Copy every entry precisely.
** START **
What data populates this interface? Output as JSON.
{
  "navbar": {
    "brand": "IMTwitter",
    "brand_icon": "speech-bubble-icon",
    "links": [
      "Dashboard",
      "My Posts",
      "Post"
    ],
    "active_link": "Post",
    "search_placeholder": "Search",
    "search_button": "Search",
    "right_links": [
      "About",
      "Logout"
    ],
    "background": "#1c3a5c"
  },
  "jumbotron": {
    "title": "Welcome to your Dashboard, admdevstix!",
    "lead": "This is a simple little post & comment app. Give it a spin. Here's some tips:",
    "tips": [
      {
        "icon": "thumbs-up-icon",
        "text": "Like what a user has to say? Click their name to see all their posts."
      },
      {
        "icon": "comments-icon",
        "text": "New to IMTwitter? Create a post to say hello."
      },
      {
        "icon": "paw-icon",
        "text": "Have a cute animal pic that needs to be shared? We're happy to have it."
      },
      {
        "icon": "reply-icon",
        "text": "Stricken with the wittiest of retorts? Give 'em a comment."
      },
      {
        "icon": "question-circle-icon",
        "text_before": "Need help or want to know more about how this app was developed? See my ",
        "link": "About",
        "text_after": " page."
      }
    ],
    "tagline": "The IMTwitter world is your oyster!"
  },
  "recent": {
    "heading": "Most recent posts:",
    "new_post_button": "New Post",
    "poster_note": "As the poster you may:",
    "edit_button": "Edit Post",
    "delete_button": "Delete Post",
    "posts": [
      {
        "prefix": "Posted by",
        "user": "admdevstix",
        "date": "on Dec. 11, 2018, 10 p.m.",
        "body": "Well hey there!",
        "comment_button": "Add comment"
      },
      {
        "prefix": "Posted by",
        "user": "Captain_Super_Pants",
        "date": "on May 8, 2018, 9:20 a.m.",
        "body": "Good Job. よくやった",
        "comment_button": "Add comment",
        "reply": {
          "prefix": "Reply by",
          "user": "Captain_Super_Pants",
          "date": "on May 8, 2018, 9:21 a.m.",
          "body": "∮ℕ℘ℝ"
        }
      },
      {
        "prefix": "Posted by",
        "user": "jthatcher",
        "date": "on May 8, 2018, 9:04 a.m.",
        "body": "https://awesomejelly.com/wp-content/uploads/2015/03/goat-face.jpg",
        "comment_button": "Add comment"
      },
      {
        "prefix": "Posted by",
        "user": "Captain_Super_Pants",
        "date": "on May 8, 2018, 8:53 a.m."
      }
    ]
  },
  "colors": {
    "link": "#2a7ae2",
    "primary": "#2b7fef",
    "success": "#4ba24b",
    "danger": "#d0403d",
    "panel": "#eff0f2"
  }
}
** END **
▸ RESULT FOR THIS EXERCISE
What data populates this interface? Output as JSON.
{
  "navbar": {
    "brand": "IMTwitter",
    "brand_icon": "speech-bubble-icon",
    "links": [
      "Dashboard",
      "My Posts",
      "Post"
    ],
    "active_link": "Post",
    "search_placeholder": "Search",
    "search_button": "Search",
    "right_links": [
      "About",
      "Logout"
    ],
    "background": "#1c3a5c"
  },
  "jumbotron": {
    "title": "Welcome to your Dashboard, admdevstix!",
    "lead": "This is a simple little post & comment app. Give it a spin. Here's some tips:",
    "tips": [
      {
        "icon": "thumbs-up-icon",
        "text": "Like what a user has to say? Click their name to see all their posts."
      },
      {
        "icon": "comments-icon",
        "text": "New to IMTwitter? Create a post to say hello."
      },
      {
        "icon": "paw-icon",
        "text": "Have a cute animal pic that needs to be shared? We're happy to have it."
      },
      {
        "icon": "reply-icon",
        "text": "Stricken with the wittiest of retorts? Give 'em a comment."
      },
      {
        "icon": "question-circle-icon",
        "text_before": "Need help or want to know more about how this app was developed? See my ",
        "link": "About",
        "text_after": " page."
      }
    ],
    "tagline": "The IMTwitter world is your oyster!"
  },
  "recent": {
    "heading": "Most recent posts:",
    "new_post_button": "New Post",
    "poster_note": "As the poster you may:",
    "edit_button": "Edit Post",
    "delete_button": "Delete Post",
    "posts": [
      {
        "prefix": "Posted by",
        "user": "admdevstix",
        "date": "on Dec. 11, 2018, 10 p.m.",
        "body": "Well hey there!",
        "comment_button": "Add comment"
      },
      {
        "prefix": "Posted by",
        "user": "Captain_Super_Pants",
        "date": "on May 8, 2018, 9:20 a.m.",
        "body": "Good Job. よくやった",
        "comment_button": "Add comment",
        "reply": {
          "prefix": "Reply by",
          "user": "Captain_Super_Pants",
          "date": "on May 8, 2018, 9:21 a.m.",
          "body": "∮ℕ℘ℝ"
        }
      },
      {
        "prefix": "Posted by",
        "user": "jthatcher",
        "date": "on May 8, 2018, 9:04 a.m.",
        "body": "https://awesomejelly.com/wp-content/uploads/2015/03/goat-face.jpg",
        "comment_button": "Add comment"
      },
      {
        "prefix": "Posted by",
        "user": "Captain_Super_Pants",
        "date": "on May 8, 2018, 8:53 a.m."
      }
    ]
  },
  "colors": {
    "link": "#2a7ae2",
    "primary": "#2b7fef",
    "success": "#4ba24b",
    "danger": "#d0403d",
    "panel": "#eff0f2"
  }
}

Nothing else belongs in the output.